== WHAT YOU NEED TO DO ==
Please restate the following records word for word.

== RECORD EXTRACTS ==

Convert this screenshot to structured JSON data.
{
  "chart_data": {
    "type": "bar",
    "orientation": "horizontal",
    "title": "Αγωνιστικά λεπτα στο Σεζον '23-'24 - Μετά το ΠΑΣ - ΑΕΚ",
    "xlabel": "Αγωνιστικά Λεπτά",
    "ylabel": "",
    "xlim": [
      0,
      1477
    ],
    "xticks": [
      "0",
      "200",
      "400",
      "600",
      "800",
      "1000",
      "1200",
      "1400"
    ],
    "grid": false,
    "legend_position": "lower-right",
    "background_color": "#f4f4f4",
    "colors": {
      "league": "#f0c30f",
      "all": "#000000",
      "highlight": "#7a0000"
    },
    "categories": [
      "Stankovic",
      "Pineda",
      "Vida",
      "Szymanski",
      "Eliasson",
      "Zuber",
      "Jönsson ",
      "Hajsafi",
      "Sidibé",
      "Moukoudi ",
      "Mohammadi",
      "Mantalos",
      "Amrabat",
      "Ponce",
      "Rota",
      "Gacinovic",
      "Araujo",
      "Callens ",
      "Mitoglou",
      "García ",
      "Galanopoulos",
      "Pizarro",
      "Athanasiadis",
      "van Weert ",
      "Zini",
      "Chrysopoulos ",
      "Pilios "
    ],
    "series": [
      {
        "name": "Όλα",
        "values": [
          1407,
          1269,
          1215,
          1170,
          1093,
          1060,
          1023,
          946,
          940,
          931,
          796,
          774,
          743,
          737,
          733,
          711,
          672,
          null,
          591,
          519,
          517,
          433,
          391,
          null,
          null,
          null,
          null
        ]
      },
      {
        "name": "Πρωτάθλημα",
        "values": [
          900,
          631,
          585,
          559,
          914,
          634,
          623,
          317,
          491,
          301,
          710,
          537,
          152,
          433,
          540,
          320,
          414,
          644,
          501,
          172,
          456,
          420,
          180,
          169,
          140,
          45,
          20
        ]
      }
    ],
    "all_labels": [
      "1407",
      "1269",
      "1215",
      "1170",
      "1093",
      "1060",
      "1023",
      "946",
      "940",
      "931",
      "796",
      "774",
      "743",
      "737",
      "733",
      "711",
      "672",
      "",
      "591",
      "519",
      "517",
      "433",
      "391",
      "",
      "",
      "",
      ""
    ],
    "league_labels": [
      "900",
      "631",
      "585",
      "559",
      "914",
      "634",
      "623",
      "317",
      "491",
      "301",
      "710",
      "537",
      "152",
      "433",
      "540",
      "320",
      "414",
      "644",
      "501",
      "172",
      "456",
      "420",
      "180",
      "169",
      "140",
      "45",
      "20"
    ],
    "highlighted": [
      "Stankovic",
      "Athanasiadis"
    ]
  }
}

== OUTPUT BELOW ==
Convert this screenshot to structured JSON data.
{
  "chart_data": {
    "type": "bar",
    "orientation": "horizontal",
    "title": "Αγωνιστικά λεπτα στο Σεζον '23-'24 - Μετά το ΠΑΣ - ΑΕΚ",
    "xlabel": "Αγωνιστικά Λεπτά",
    "ylabel": "",
    "xlim": [
      0,
      1477
    ],
    "xticks": [
      "0",
      "200",
      "400",
      "600",
      "800",
      "1000",
      "1200",
      "1400"
    ],
    "grid": false,
    "legend_position": "lower-right",
    "background_color": "#f4f4f4",
    "colors": {
      "league": "#f0c30f",
      "all": "#000000",
      "highlight": "#7a0000"
    },
    "categories": [
      "Stankovic",
      "Pineda",
      "Vida",
      "Szymanski",
      "Eliasson",
      "Zuber",
      "Jönsson ",
      "Hajsafi",
      "Sidibé",
      "Moukoudi ",
      "Mohammadi",
      "Mantalos",
      "Amrabat",
      "Ponce",
      "Rota",
      "Gacinovic",
      "Araujo",
      "Callens ",
      "Mitoglou",
      "García ",
      "Galanopoulos",
      "Pizarro",
      "Athanasiadis",
      "van Weert ",
      "Zini",
      "Chrysopoulos ",
      "Pilios "
    ],
    "series": [
      {
        "name": "Όλα",
        "values": [
          1407,
          1269,
          1215,
          1170,
          1093,
          1060,
          1023,
          946,
          940,
          931,
          796,
          774,
          743,
          737,
          733,
          711,
          672,
          null,
          591,
          519,
          517,
          433,
          391,
          null,
          null,
          null,
          null
        ]
      },
      {
        "name": "Πρωτάθλημα",
        "values": [
          900,
          631,
          585,
          559,
          914,
          634,
          623,
          317,
          491,
          301,
          710,
          537,
          152,
          433,
          540,
          320,
          414,
          644,
          501,
          172,
          456,
          420,
          180,
          169,
          140,
          45,
          20
        ]
      }
    ],
    "all_labels": [
      "1407",
      "1269",
      "1215",
      "1170",
      "1093",
      "1060",
      "1023",
      "946",
      "940",
      "931",
      "796",
      "774",
      "743",
      "737",
      "733",
      "711",
      "672",
      "",
      "591",
      "519",
      "517",
      "433",
      "391",
      "",
      "",
      "",
      ""
    ],
    "league_labels": [
      "900",
      "631",
      "585",
      "559",
      "914",
      "634",
      "623",
      "317",
      "491",
      "301",
      "710",
      "537",
      "152",
      "433",
      "540",
      "320",
      "414",
      "644",
      "501",
      "172",
      "456",
      "420",
      "180",
      "169",
      "140",
      "45",
      "20"
    ],
    "highlighted": [
      "Stankovic",
      "Athanasiadis"
    ]
  }
}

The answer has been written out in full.